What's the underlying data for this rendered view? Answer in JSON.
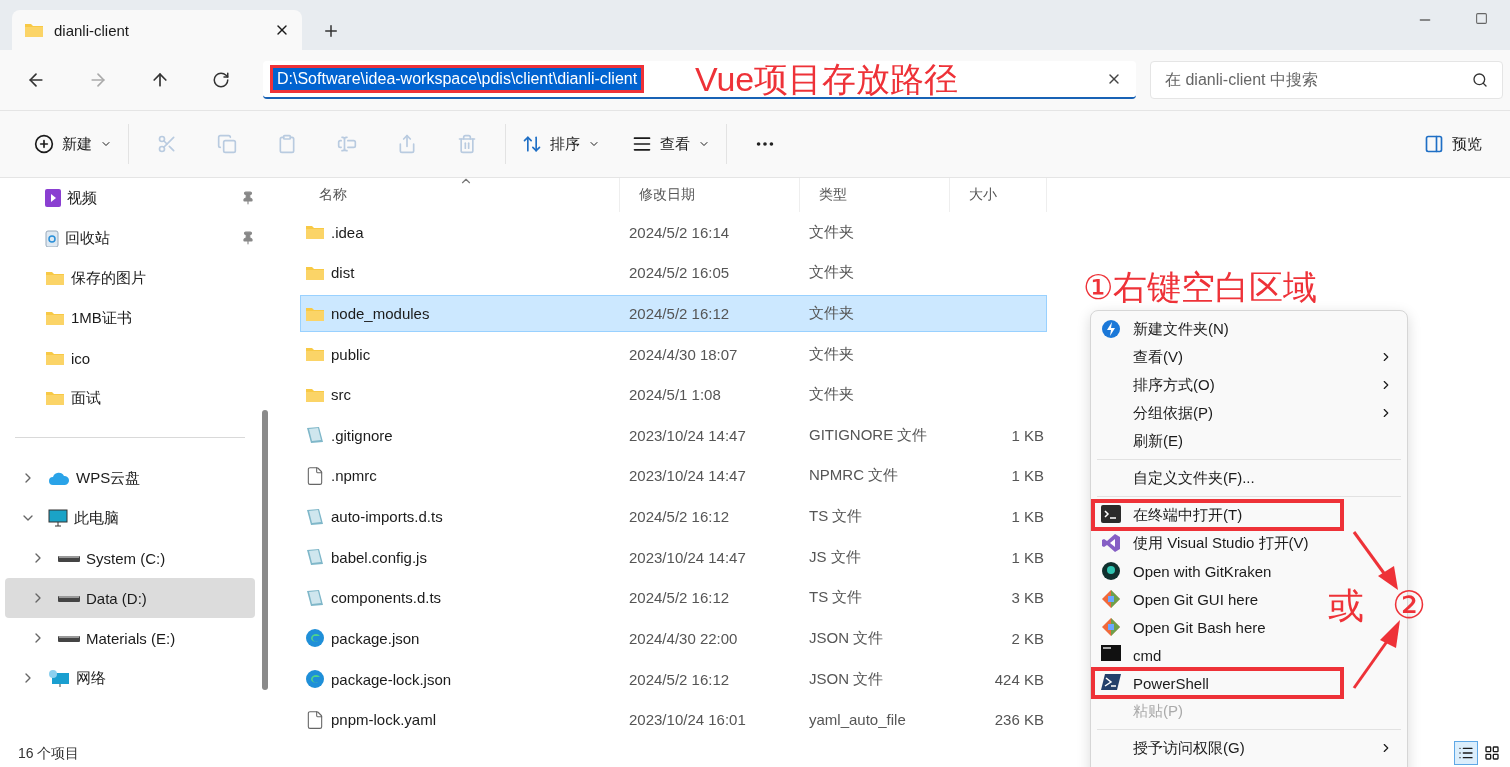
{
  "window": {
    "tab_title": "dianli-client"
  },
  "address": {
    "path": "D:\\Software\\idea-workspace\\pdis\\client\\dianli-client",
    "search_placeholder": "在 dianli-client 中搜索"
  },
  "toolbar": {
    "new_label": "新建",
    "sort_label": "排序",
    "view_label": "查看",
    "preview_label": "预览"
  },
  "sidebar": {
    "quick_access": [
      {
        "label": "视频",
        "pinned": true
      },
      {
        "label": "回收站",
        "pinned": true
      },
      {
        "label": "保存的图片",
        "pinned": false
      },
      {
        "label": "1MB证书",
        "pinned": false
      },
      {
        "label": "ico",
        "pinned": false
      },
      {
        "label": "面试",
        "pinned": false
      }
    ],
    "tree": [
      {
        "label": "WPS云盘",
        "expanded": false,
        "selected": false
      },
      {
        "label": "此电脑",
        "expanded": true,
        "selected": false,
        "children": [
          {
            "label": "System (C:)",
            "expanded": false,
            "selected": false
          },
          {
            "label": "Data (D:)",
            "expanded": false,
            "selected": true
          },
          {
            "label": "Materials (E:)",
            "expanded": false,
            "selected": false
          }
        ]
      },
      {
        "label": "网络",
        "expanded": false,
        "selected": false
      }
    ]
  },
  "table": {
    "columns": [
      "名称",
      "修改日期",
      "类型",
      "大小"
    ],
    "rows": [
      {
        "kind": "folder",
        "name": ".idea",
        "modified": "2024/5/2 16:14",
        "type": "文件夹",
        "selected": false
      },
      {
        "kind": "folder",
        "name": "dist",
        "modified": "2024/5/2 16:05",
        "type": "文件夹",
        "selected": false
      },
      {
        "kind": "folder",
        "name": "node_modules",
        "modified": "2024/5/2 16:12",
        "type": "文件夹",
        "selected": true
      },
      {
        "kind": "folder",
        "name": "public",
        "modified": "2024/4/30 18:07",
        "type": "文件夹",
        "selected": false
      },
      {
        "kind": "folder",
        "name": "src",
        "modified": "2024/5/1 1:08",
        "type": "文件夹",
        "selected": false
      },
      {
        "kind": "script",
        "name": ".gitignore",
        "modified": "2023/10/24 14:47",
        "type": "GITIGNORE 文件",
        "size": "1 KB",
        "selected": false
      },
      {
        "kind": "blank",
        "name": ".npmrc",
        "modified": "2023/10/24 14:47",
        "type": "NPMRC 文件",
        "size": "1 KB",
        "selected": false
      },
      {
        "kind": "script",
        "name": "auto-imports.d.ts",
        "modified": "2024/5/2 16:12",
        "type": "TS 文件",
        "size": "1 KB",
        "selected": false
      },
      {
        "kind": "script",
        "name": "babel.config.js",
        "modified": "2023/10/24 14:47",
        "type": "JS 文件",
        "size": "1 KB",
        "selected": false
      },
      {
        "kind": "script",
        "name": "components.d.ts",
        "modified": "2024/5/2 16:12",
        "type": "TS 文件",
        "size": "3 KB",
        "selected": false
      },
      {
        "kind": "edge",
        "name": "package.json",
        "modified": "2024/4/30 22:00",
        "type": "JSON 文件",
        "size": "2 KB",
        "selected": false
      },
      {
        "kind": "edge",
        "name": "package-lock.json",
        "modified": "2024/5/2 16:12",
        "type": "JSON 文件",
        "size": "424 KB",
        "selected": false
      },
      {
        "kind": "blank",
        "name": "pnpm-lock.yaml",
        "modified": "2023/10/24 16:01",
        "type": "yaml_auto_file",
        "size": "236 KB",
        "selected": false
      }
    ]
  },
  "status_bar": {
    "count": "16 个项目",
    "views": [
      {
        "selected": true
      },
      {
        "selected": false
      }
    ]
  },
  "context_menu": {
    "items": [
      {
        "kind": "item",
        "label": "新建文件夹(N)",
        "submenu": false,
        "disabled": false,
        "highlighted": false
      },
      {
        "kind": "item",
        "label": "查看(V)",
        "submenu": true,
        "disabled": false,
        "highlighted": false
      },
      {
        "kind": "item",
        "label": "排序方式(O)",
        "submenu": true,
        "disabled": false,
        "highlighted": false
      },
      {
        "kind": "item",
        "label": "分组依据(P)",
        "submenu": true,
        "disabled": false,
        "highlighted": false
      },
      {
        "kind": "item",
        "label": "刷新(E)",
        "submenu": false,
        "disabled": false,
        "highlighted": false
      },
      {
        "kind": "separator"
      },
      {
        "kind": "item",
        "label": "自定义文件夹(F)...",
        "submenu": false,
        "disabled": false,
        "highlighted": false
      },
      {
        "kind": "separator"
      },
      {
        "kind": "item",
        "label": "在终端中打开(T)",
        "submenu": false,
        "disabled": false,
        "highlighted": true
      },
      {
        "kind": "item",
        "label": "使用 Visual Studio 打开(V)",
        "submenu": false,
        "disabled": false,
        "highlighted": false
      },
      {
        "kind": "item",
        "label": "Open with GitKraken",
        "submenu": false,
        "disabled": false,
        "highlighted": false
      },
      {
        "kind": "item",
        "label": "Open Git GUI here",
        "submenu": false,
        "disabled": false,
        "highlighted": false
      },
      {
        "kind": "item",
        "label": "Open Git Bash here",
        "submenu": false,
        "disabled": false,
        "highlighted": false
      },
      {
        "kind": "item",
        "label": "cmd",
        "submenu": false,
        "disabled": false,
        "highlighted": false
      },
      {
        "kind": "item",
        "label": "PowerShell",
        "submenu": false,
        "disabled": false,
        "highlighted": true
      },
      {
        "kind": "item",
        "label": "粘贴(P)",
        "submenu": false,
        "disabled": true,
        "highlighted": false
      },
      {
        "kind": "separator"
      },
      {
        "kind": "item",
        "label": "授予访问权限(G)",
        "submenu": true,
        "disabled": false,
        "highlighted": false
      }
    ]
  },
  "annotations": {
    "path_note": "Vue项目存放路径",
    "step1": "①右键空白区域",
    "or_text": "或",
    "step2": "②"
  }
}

_Exercise objective:_ Retype all the records shown above, character for character. Omit every picture.

_Task answer:_
What's the underlying data for this rendered view? Answer in JSON.
{
  "window": {
    "tab_title": "dianli-client"
  },
  "address": {
    "path": "D:\\Software\\idea-workspace\\pdis\\client\\dianli-client",
    "search_placeholder": "在 dianli-client 中搜索"
  },
  "toolbar": {
    "new_label": "新建",
    "sort_label": "排序",
    "view_label": "查看",
    "preview_label": "预览"
  },
  "sidebar": {
    "quick_access": [
      {
        "label": "视频",
        "pinned": true
      },
      {
        "label": "回收站",
        "pinned": true
      },
      {
        "label": "保存的图片",
        "pinned": false
      },
      {
        "label": "1MB证书",
        "pinned": false
      },
      {
        "label": "ico",
        "pinned": false
      },
      {
        "label": "面试",
        "pinned": false
      }
    ],
    "tree": [
      {
        "label": "WPS云盘",
        "expanded": false,
        "selected": false
      },
      {
        "label": "此电脑",
        "expanded": true,
        "selected": false,
        "children": [
          {
            "label": "System (C:)",
            "expanded": false,
            "selected": false
          },
          {
            "label": "Data (D:)",
            "expanded": false,
            "selected": true
          },
          {
            "label": "Materials (E:)",
            "expanded": false,
            "selected": false
          }
        ]
      },
      {
        "label": "网络",
        "expanded": false,
        "selected": false
      }
    ]
  },
  "table": {
    "columns": [
      "名称",
      "修改日期",
      "类型",
      "大小"
    ],
    "rows": [
      {
        "kind": "folder",
        "name": ".idea",
        "modified": "2024/5/2 16:14",
        "type": "文件夹",
        "selected": false
      },
      {
        "kind": "folder",
        "name": "dist",
        "modified": "2024/5/2 16:05",
        "type": "文件夹",
        "selected": false
      },
      {
        "kind": "folder",
        "name": "node_modules",
        "modified": "2024/5/2 16:12",
        "type": "文件夹",
        "selected": true
      },
      {
        "kind": "folder",
        "name": "public",
        "modified": "2024/4/30 18:07",
        "type": "文件夹",
        "selected": false
      },
      {
        "kind": "folder",
        "name": "src",
        "modified": "2024/5/1 1:08",
        "type": "文件夹",
        "selected": false
      },
      {
        "kind": "script",
        "name": ".gitignore",
        "modified": "2023/10/24 14:47",
        "type": "GITIGNORE 文件",
        "size": "1 KB",
        "selected": false
      },
      {
        "kind": "blank",
        "name": ".npmrc",
        "modified": "2023/10/24 14:47",
        "type": "NPMRC 文件",
        "size": "1 KB",
        "selected": false
      },
      {
        "kind": "script",
        "name": "auto-imports.d.ts",
        "modified": "2024/5/2 16:12",
        "type": "TS 文件",
        "size": "1 KB",
        "selected": false
      },
      {
        "kind": "script",
        "name": "babel.config.js",
        "modified": "2023/10/24 14:47",
        "type": "JS 文件",
        "size": "1 KB",
        "selected": false
      },
      {
        "kind": "script",
        "name": "components.d.ts",
        "modified": "2024/5/2 16:12",
        "type": "TS 文件",
        "size": "3 KB",
        "selected": false
      },
      {
        "kind": "edge",
        "name": "package.json",
        "modified": "2024/4/30 22:00",
        "type": "JSON 文件",
        "size": "2 KB",
        "selected": false
      },
      {
        "kind": "edge",
        "name": "package-lock.json",
        "modified": "2024/5/2 16:12",
        "type": "JSON 文件",
        "size": "424 KB",
        "selected": false
      },
      {
        "kind": "blank",
        "name": "pnpm-lock.yaml",
        "modified": "2023/10/24 16:01",
        "type": "yaml_auto_file",
        "size": "236 KB",
        "selected": false
      }
    ]
  },
  "status_bar": {
    "count": "16 个项目",
    "views": [
      {
        "selected": true
      },
      {
        "selected": false
      }
    ]
  },
  "context_menu": {
    "items": [
      {
        "kind": "item",
        "label": "新建文件夹(N)",
        "submenu": false,
        "disabled": false,
        "highlighted": false
      },
      {
        "kind": "item",
        "label": "查看(V)",
        "submenu": true,
        "disabled": false,
        "highlighted": false
      },
      {
        "kind": "item",
        "label": "排序方式(O)",
        "submenu": true,
        "disabled": false,
        "highlighted": false
      },
      {
        "kind": "item",
        "label": "分组依据(P)",
        "submenu": true,
        "disabled": false,
        "highlighted": false
      },
      {
        "kind": "item",
        "label": "刷新(E)",
        "submenu": false,
        "disabled": false,
        "highlighted": false
      },
      {
        "kind": "separator"
      },
      {
        "kind": "item",
        "label": "自定义文件夹(F)...",
        "submenu": false,
        "disabled": false,
        "highlighted": false
      },
      {
        "kind": "separator"
      },
      {
        "kind": "item",
        "label": "在终端中打开(T)",
        "submenu": false,
        "disabled": false,
        "highlighted": true
      },
      {
        "kind": "item",
        "label": "使用 Visual Studio 打开(V)",
        "submenu": false,
        "disabled": false,
        "highlighted": false
      },
      {
        "kind": "item",
        "label": "Open with GitKraken",
        "submenu": false,
        "disabled": false,
        "highlighted": false
      },
      {
        "kind": "item",
        "label": "Open Git GUI here",
        "submenu": false,
        "disabled": false,
        "highlighted": false
      },
      {
        "kind": "item",
        "label": "Open Git Bash here",
        "submenu": false,
        "disabled": false,
        "highlighted": false
      },
      {
        "kind": "item",
        "label": "cmd",
        "submenu": false,
        "disabled": false,
        "highlighted": false
      },
      {
        "kind": "item",
        "label": "PowerShell",
        "submenu": false,
        "disabled": false,
        "highlighted": true
      },
      {
        "kind": "item",
        "label": "粘贴(P)",
        "submenu": false,
        "disabled": true,
        "highlighted": false
      },
      {
        "kind": "separator"
      },
      {
        "kind": "item",
        "label": "授予访问权限(G)",
        "submenu": true,
        "disabled": false,
        "highlighted": false
      }
    ]
  },
  "annotations": {
    "path_note": "Vue项目存放路径",
    "step1": "①右键空白区域",
    "or_text": "或",
    "step2": "②"
  }
}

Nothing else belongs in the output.